## TEXTE FOURNI
++++
Entre deux feux

Ce mercredi 16 juillet, une série d'organisations appellent à un rassemblement de soutien au peuple palestinien. Un de plus, et pas le dernier, on peut le parier. Je ne pourrai y être, car à cette heure-là, je serai déjà loin – et vous savez quoi ? Je suis soulagée.

Non pas que j'aie le moindre doute sur la nécessité de manifester sa solidarité avec celles et ceux qui meurent à Gaza sous les bombes israéliennes - pour l'effiacité, c'est évidemment une autre question. Il faudrait être 100 000, 200 000 ... on ne le sera pas, et pas seulement pour cause de vacances.

Je suis soulagée de ne pas devoir décider parce que d'un côté, je trouve ce rassemblement juste, je dirais même élémentairement juste – mais d'un autre côté, je ne veux pas me retrouver en compagnie de gens qui vont crier « Mort aux Juifs », comme lors d'une récente manifestation parisienne, même si certains témoignages accusent les extrémistes de la Ligue de Défense Juive d'avoir « commencé » ou « provoqué » (mais merde, on n'est pas en cour de récré !) Je ne veux pas me retrouver, comme en janvier 2009, dans la même manif que des panneaux proclamant « Israël=nazis » ou « Gaza pire qu'Auschwitz ». Cela m'est insupportable (mais d'aucuns me diront, non sans raison, que le plus insupportable aujourd'hui sont les bombes sur la population de Gaza).
++++
## JEU DE DONNÉES

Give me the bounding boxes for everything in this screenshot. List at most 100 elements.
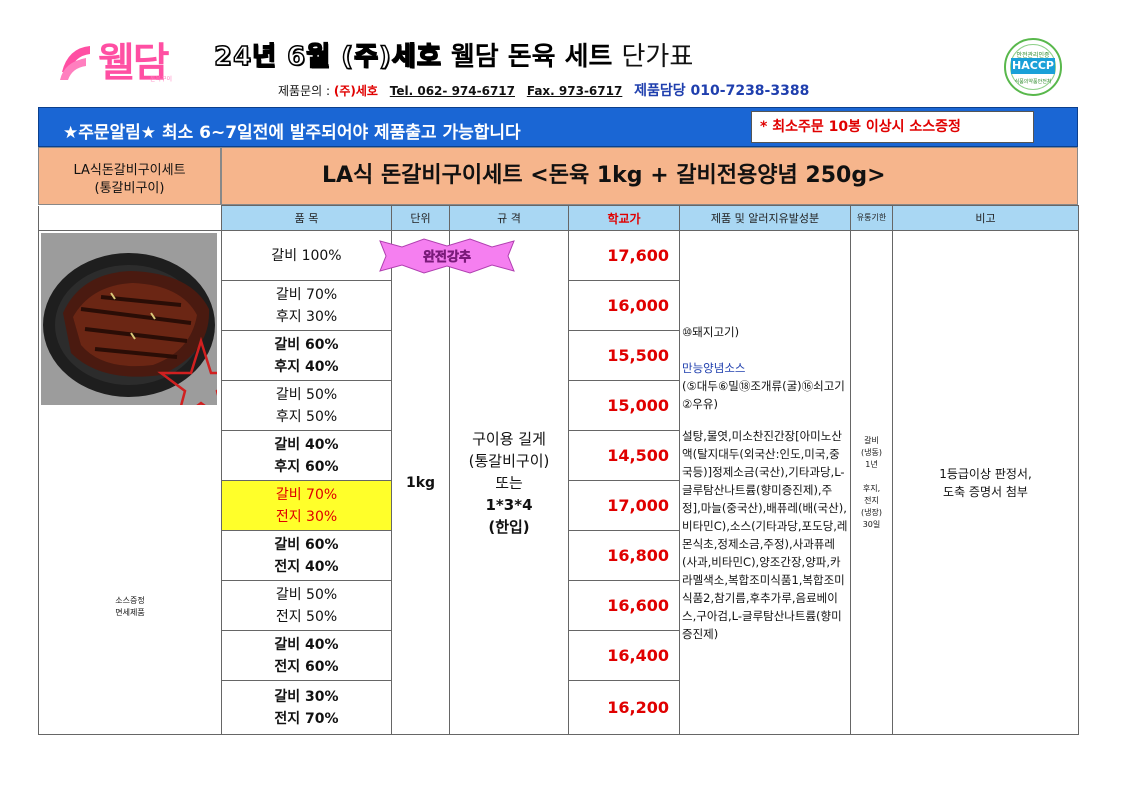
++++
## CONSIGNE 1
Relevez tous les cris et slogans de panneaux cités entre guillemets dans le texte fourni, que la personne qui écrit refuse de côtoyer en manifestation.
## CONSIGNE 2
D'après le texte fourni, quel jour le rassemblement de soutien au peuple palestinien a-t-il lieu ?

## RÉPONSE COMPLÈTE 1
- « Mort aux Juifs »
- « Israël=nazis »
- « Gaza pire qu'Auschwitz »

## RÉPONSE COMPLÈTE 2
Le mercredi 16 juillet.